--- begin ---

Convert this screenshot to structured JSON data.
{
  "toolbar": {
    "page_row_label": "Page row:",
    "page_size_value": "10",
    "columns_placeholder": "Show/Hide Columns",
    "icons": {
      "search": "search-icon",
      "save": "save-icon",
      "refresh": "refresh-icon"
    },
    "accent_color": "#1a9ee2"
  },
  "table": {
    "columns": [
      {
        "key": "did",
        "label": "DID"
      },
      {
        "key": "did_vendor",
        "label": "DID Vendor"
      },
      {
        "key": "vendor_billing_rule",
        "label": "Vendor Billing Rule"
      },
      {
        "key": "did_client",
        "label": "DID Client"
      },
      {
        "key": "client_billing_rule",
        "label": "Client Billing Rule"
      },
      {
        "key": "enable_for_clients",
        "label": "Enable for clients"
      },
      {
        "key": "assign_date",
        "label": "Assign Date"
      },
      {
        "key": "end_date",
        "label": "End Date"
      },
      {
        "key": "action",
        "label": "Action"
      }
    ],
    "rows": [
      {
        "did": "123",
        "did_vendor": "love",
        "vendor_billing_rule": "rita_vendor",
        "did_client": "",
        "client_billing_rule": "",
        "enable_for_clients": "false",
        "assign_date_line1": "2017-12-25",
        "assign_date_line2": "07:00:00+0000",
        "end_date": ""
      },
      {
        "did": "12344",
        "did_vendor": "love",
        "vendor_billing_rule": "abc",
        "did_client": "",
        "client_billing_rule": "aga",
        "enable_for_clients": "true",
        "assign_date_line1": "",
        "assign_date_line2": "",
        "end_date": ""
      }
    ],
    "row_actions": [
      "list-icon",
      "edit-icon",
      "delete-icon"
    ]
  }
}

--- end ---

WHAT IS REQUIRED: Reproduce each record shown above without altering a single word.

REPLY:
Convert this screenshot to structured JSON data.
{
  "toolbar": {
    "page_row_label": "Page row:",
    "page_size_value": "10",
    "columns_placeholder": "Show/Hide Columns",
    "icons": {
      "search": "search-icon",
      "save": "save-icon",
      "refresh": "refresh-icon"
    },
    "accent_color": "#1a9ee2"
  },
  "table": {
    "columns": [
      {
        "key": "did",
        "label": "DID"
      },
      {
        "key": "did_vendor",
        "label": "DID Vendor"
      },
      {
        "key": "vendor_billing_rule",
        "label": "Vendor Billing Rule"
      },
      {
        "key": "did_client",
        "label": "DID Client"
      },
      {
        "key": "client_billing_rule",
        "label": "Client Billing Rule"
      },
      {
        "key": "enable_for_clients",
        "label": "Enable for clients"
      },
      {
        "key": "assign_date",
        "label": "Assign Date"
      },
      {
        "key": "end_date",
        "label": "End Date"
      },
      {
        "key": "action",
        "label": "Action"
      }
    ],
    "rows": [
      {
        "did": "123",
        "did_vendor": "love",
        "vendor_billing_rule": "rita_vendor",
        "did_client": "",
        "client_billing_rule": "",
        "enable_for_clients": "false",
        "assign_date_line1": "2017-12-25",
        "assign_date_line2": "07:00:00+0000",
        "end_date": ""
      },
      {
        "did": "12344",
        "did_vendor": "love",
        "vendor_billing_rule": "abc",
        "did_client": "",
        "client_billing_rule": "aga",
        "enable_for_clients": "true",
        "assign_date_line1": "",
        "assign_date_line2": "",
        "end_date": ""
      }
    ],
    "row_actions": [
      "list-icon",
      "edit-icon",
      "delete-icon"
    ]
  }
}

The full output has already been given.